#### RECORD SET
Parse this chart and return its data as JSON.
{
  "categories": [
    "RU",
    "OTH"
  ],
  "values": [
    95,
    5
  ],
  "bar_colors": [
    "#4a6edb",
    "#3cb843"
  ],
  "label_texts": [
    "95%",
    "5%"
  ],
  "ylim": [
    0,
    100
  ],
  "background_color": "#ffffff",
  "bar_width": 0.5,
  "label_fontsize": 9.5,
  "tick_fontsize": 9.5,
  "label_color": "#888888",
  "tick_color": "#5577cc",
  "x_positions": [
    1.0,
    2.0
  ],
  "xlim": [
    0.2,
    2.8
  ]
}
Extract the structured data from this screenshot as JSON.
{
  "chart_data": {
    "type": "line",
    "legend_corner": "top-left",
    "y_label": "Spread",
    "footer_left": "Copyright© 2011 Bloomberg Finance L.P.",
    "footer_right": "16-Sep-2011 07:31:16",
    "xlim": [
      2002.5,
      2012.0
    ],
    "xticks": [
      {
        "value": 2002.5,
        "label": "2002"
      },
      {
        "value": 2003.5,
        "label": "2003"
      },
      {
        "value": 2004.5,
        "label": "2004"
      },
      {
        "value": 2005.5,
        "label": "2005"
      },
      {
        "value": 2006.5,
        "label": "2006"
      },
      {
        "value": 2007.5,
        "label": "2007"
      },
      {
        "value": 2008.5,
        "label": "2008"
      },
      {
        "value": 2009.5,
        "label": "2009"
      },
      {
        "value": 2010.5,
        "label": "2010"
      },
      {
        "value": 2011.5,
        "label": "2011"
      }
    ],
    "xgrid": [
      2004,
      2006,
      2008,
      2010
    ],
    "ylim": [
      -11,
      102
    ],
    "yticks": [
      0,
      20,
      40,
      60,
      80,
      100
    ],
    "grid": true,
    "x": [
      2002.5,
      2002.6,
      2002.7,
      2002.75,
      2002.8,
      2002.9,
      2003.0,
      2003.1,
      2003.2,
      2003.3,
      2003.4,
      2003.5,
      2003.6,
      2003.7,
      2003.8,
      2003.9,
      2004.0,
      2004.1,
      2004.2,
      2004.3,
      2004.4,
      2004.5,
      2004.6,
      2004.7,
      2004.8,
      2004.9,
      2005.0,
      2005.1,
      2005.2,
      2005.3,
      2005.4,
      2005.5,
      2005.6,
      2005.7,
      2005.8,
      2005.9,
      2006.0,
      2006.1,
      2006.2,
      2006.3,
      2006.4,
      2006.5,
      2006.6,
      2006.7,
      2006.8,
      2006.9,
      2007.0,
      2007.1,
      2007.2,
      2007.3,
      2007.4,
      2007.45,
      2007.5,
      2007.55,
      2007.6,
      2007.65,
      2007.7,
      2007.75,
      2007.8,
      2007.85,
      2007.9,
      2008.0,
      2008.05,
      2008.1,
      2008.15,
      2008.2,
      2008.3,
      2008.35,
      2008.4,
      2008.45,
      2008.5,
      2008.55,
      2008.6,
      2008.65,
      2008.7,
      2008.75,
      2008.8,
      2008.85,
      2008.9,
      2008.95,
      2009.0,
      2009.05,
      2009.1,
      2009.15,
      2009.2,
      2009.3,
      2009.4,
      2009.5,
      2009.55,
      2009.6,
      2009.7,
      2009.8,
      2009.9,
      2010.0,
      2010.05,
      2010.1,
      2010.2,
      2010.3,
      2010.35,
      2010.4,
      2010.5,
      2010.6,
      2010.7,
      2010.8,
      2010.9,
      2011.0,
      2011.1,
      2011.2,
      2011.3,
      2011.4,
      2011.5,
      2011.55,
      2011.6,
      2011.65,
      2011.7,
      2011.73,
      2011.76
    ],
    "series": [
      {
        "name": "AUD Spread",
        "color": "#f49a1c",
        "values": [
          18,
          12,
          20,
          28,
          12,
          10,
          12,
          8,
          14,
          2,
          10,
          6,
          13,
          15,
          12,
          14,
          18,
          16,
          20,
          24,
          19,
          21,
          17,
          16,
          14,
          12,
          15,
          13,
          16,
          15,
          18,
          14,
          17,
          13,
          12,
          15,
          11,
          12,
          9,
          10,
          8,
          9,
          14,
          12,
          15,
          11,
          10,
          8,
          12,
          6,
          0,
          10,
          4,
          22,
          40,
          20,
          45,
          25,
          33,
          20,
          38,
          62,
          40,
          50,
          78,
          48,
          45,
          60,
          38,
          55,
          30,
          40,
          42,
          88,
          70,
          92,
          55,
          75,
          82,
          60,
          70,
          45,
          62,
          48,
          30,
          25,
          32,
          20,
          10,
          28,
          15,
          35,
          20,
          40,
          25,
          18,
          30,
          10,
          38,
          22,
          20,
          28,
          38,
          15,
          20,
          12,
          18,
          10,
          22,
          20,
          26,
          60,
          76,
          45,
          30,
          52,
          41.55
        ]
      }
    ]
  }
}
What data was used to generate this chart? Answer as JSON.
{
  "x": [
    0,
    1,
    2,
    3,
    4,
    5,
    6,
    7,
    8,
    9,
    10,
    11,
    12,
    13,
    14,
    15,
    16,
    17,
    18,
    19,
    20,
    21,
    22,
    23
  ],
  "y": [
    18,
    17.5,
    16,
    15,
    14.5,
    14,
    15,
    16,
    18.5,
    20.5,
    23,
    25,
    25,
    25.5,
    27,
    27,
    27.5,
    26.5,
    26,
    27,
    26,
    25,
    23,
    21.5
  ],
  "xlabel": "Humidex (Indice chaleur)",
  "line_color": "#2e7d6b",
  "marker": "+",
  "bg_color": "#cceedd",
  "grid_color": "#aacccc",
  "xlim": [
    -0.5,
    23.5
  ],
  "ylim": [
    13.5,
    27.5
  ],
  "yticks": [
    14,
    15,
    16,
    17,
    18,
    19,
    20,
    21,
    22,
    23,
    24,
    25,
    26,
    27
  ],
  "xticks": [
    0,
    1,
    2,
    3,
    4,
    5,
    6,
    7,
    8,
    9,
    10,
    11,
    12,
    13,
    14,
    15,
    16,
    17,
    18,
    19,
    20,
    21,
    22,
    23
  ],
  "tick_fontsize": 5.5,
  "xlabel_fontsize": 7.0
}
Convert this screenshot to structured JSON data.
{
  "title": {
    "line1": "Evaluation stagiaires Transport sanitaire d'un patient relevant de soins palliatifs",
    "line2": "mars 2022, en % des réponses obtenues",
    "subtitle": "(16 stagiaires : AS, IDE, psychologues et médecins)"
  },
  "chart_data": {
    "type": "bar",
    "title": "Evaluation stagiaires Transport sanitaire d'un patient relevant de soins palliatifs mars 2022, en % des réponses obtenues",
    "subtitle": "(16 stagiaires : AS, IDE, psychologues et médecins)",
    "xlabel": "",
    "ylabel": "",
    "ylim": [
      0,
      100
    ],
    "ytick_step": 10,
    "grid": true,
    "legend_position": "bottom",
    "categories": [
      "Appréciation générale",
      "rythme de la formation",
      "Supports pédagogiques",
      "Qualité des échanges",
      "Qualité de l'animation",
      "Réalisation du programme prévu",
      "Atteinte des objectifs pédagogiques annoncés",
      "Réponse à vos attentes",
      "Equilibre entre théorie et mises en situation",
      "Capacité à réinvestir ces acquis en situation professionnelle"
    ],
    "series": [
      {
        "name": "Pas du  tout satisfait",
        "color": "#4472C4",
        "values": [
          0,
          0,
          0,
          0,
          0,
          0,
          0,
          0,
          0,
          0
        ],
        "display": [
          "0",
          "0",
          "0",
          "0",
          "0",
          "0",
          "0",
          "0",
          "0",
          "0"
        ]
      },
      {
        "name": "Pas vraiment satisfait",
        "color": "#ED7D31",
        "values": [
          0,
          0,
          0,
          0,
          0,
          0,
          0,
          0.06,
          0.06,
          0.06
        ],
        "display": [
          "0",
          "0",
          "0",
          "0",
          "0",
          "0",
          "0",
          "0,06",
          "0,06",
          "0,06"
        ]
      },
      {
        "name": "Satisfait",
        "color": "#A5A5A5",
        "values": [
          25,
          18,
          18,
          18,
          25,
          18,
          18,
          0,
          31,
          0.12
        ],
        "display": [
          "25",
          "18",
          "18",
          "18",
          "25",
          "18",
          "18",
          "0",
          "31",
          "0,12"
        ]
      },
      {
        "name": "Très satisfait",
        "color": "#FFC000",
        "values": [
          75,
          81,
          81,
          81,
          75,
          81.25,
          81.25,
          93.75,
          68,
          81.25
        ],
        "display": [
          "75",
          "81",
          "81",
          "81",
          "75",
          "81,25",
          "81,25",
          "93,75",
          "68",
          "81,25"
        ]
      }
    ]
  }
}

#### THE EXERCISE
Pull out the lines above in which the word "JSON" appears.

#### EXERCISE RESPONSE
Parse this chart and return its data as JSON.
Extract the structured data from this screenshot as JSON.
What data was used to generate this chart? Answer as JSON.
Convert this screenshot to structured JSON data.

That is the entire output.